## What is being asked
Look through the lines below and extract each one that contains "will".

>> Start

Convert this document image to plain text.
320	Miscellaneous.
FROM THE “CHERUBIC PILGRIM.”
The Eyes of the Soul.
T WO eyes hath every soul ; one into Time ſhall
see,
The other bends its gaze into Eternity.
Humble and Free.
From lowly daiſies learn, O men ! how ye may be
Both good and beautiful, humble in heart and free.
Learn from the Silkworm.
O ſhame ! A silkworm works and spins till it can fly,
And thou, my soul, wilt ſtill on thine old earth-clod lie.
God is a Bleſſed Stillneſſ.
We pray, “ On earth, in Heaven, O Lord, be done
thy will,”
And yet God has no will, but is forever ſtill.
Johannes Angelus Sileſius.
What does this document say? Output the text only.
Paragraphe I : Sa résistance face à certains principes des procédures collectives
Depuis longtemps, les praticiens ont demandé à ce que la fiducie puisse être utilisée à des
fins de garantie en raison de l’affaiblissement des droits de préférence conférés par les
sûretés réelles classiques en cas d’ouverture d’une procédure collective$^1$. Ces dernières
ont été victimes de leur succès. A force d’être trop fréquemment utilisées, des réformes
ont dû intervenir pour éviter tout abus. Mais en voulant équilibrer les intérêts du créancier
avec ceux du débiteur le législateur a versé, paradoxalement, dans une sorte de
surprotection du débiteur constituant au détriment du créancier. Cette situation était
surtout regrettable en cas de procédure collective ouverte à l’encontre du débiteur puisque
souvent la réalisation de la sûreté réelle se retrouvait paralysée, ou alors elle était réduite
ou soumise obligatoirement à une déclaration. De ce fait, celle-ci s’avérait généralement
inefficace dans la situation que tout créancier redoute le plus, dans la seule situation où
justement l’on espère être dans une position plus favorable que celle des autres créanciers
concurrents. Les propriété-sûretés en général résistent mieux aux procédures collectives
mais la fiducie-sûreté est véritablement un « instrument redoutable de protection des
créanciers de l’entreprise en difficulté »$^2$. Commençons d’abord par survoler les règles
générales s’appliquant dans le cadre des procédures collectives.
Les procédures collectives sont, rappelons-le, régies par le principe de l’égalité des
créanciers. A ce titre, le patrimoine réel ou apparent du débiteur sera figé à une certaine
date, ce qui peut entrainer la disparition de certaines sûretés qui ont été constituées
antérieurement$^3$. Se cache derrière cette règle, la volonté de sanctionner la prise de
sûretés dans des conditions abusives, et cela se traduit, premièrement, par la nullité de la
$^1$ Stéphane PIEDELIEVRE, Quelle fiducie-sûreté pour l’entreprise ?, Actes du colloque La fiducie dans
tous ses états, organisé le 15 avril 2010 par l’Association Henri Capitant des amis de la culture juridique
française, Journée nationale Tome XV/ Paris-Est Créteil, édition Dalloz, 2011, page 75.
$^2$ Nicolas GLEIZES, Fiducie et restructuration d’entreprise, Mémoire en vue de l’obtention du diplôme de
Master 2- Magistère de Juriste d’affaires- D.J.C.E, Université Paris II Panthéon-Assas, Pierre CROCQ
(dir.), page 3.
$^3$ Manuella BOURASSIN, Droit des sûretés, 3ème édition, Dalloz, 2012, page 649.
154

>> End

## Result of the exercise
thy will,”
And yet God has no will, but is forever ſtill.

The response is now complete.